• **YOUR OBJECTIVE**
Copy each line below in which the word "Father" occurs.

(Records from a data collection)
* begin *

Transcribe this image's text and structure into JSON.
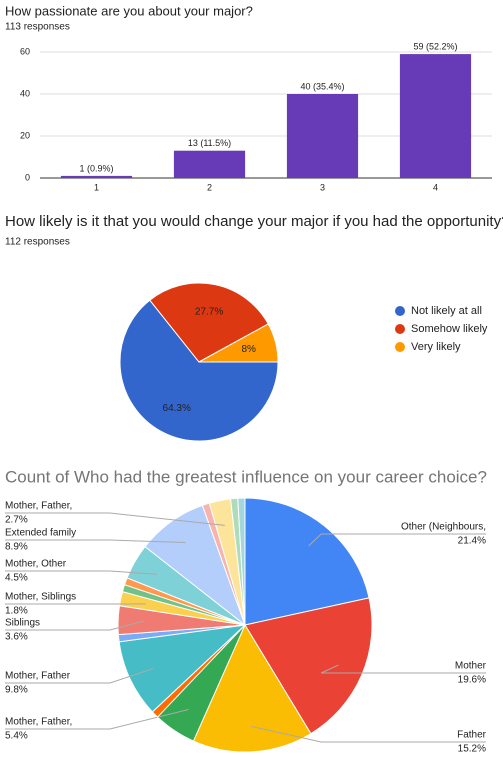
{
  "chart_data": [
    {
      "type": "bar",
      "title": "How passionate are you about your major?",
      "subtitle": "113 responses",
      "categories": [
        "1",
        "2",
        "3",
        "4"
      ],
      "values": [
        1,
        13,
        40,
        59
      ],
      "value_labels": [
        "1 (0.9%)",
        "13 (11.5%)",
        "40 (35.4%)",
        "59 (52.2%)"
      ],
      "color": "#673ab7",
      "ylim": [
        0,
        60
      ],
      "yticks": [
        0,
        20,
        40,
        60
      ],
      "grid": true
    },
    {
      "type": "pie",
      "title": "How likely is it that you would change your major if you had the opportunity?",
      "subtitle": "112 responses",
      "categories": [
        "Not likely at all",
        "Somehow likely",
        "Very likely"
      ],
      "values": [
        64.3,
        27.7,
        8
      ],
      "value_labels": [
        "64.3%",
        "27.7%",
        "8%"
      ],
      "colors": [
        "#3366cc",
        "#dc3912",
        "#ff9900"
      ],
      "legend": "right"
    },
    {
      "type": "pie",
      "title": "Count of Who had the greatest influence on your career choice?",
      "categories": [
        "Other (Neighbours,",
        "Mother",
        "Father",
        "Mother, Father,",
        null,
        "Mother, Father",
        null,
        "Siblings",
        "Mother, Siblings",
        null,
        null,
        "Mother, Other",
        "Extended family",
        null,
        "Mother, Father,",
        null,
        null
      ],
      "values": [
        21.4,
        19.6,
        15.2,
        5.4,
        0.9,
        9.8,
        0.9,
        3.6,
        1.8,
        0.9,
        0.9,
        4.5,
        8.9,
        0.9,
        2.7,
        0.9,
        0.9
      ],
      "value_labels": [
        "21.4%",
        "19.6%",
        "15.2%",
        "5.4%",
        null,
        "9.8%",
        null,
        "3.6%",
        "1.8%",
        null,
        null,
        "4.5%",
        "8.9%",
        null,
        "2.7%",
        null,
        null
      ],
      "colors": [
        "#4285f4",
        "#ea4335",
        "#fbbc04",
        "#34a853",
        "#ff6d01",
        "#46bdc6",
        "#7baaf7",
        "#f07b72",
        "#fcd04f",
        "#71c287",
        "#ff994d",
        "#7ed1d7",
        "#b3cefb",
        "#f7b4ae",
        "#fde49b",
        "#aedcba",
        "#a3d7dd"
      ]
    }
  ]
}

* end *

• **THE RESULT**
        "Father",
        "Mother, Father,",
        "Mother, Father",
        "Mother, Father,",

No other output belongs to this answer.